■ TEXT PASSAGE:
- - - - - - -
Steve Mentz - New York, USA
When I’m in the water, head down, little to see or hear, I’m in a private fluid space of concentration and mind-wandering. I think a lot about writing when I’m swimming. Sometimes I recite poetry to myself. Sometimes I compose new sentences. Sometimes I don’t think at all.
“Ocean swimming connects me to the largest physical body on the planet. Swimming in salt water brings me into an embodied meditation practice. I spend my time thinking in this wet sensory deprivation. Sometimes I’m thinking about form, the way my arms and legs are moving in and through the water. Swimming rewards attention to form, and it works through feeling. I grab the water with outstretched hands, and I feel it spill away as I pull back toward my torso. I come out of the water recharged, with little muscle-fires burning. Pool swimming does something similar for my body, but the mental feeling isn’t quite so intense.
“When I think about swimming now, I shift back and forth between two ideas, the same way I breathe on alternating sides when I swim. The first idea, breathing to my left I might say, considers swimming as meditation, in which I’m using the solitary time to connect with my self and the watery world. The second, on my right side, embraces swimming as communal artistic practice. In recent years, I have been collaborating occasionally with water artists, including Vanessa Daws, Marina Zurkow, and a few others especially in and around New York City. I’m looking forward to finding ways for the meditation and the art to engage with each other.”
What were your earliest memories of swimming Steve?
“I think I learnt to swim pretty early, maybe aged five or six. I’m not exactly sure. I know I learned to swim at a man-made lake in New Jersey, the Copper Springs Club, which had a beach and tennis focus.
“Copper Springs had a swimming badge system to reward progress - Green Frogs, Gold Dolphin, plus other badges with ‘aquatic’ names.
“I was into badges at the time, so making progress through the range of badges was a big motivator.
“I recall I learned breaststroke from my Dad as a young kid. Just before I was ready to learn it in the next swim class level it became evident he taught me the wrong rhythm! He taught me to glide with arms at my side and with my head a few inches underwater. It was a shock when I had to re-learn the pull-kick-and-glide method from the instructor! It was maybe the first time I realized my Dad might not know everything.
“The other place I recall swimming often in those early days was in the Atlantic Ocean, in Bay Head, New Jersey – which is a place I still take my own kids every summer. (Or, every summer when there’s no Covid pandemic.) The beach there is fairly gentle, with small to medium waves. That was where I learned to ride waves into shore on my belly, New Jersey-style – with my head down in the water, hands in front of me, planning together like the bow of a boat. It’s a good way to ride into a gently sloping beach, but when I’ve tried it in steeper beaches like La Jolla, California, or bigger surf as at Kuta Beach in Bali, it can have pretty drastic, head over heels results. But whenever I find a likely shore break, say in Santa Barbara or last October at Manly Beach in Sydney, I still love to ride waves with my face buried in white water, so that I can’t see in front of me.”
- - - - - - -
■ RECORDED DATA:
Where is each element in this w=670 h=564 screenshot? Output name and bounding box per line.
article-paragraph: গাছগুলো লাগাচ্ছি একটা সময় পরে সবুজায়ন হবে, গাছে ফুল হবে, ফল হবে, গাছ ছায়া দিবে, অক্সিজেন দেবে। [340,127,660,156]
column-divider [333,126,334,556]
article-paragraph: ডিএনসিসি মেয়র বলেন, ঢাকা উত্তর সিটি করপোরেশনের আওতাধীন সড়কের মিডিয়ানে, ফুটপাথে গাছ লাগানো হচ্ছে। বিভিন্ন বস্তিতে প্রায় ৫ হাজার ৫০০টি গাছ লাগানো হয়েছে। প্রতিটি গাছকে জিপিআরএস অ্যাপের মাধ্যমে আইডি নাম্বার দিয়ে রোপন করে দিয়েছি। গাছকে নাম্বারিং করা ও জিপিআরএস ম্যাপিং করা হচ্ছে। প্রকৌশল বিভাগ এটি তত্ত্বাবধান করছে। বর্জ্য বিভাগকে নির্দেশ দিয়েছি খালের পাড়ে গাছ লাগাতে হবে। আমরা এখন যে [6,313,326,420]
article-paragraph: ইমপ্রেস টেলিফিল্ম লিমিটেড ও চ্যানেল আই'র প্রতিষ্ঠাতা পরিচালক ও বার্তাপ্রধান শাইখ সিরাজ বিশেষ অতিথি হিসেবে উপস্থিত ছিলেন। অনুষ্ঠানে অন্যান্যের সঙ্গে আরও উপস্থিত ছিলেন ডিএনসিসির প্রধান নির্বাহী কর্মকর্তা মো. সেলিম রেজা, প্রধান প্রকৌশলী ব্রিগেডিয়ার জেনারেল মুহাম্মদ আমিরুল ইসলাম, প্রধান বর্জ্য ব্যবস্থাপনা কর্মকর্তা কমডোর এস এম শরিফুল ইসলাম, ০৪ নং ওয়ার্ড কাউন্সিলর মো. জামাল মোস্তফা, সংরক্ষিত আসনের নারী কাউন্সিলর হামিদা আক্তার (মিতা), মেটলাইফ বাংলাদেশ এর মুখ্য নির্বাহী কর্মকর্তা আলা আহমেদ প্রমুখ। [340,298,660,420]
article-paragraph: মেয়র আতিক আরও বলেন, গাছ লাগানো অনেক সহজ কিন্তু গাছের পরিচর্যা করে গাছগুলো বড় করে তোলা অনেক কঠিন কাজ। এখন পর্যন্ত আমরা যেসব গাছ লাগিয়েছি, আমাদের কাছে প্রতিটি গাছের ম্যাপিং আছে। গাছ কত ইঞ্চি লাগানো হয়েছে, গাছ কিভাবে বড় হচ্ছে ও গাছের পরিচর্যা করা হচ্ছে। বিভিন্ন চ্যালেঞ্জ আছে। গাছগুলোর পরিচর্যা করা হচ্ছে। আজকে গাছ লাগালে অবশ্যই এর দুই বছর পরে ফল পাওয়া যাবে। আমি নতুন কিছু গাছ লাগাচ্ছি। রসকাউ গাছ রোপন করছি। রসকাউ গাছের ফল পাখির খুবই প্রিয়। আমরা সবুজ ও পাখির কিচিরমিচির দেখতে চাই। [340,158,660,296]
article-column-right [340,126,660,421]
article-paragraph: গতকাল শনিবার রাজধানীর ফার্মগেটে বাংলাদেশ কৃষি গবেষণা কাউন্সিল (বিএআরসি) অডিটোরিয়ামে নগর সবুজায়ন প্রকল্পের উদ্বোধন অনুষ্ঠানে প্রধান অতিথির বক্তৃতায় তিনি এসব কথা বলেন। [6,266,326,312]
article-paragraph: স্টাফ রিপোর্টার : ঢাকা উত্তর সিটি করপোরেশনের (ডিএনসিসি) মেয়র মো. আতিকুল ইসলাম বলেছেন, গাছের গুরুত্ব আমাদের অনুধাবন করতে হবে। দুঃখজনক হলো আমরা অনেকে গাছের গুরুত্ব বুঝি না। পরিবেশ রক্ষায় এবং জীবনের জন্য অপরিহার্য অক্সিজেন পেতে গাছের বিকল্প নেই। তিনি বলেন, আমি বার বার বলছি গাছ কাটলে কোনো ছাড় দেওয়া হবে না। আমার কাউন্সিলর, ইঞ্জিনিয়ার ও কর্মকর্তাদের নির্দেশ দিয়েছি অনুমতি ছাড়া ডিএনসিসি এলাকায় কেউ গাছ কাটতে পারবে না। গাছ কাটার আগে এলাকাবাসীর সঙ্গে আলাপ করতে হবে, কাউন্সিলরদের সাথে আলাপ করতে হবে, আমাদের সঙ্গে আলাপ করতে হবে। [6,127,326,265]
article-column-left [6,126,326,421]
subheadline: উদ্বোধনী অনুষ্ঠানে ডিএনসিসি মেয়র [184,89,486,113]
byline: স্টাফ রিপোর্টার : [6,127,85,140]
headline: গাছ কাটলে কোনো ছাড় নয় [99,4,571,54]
- - - - - - -
■ YOUR OBJECTIVE:
Can you return, word for word, the stretch of the passage on Steve Mentz's swimming from "What were your" through "with ‘aquatic’ names."?

■ SOLUTION TO THE EXERCISE:
What were your earliest memories of swimming Steve?
“I think I learnt to swim pretty early, maybe aged five or six. I’m not exactly sure. I know I learned to swim at a man-made lake in New Jersey, the Copper Springs Club, which had a beach and tennis focus.
“Copper Springs had a swimming badge system to reward progress - Green Frogs, Gold Dolphin, plus other badges with ‘aquatic’ names.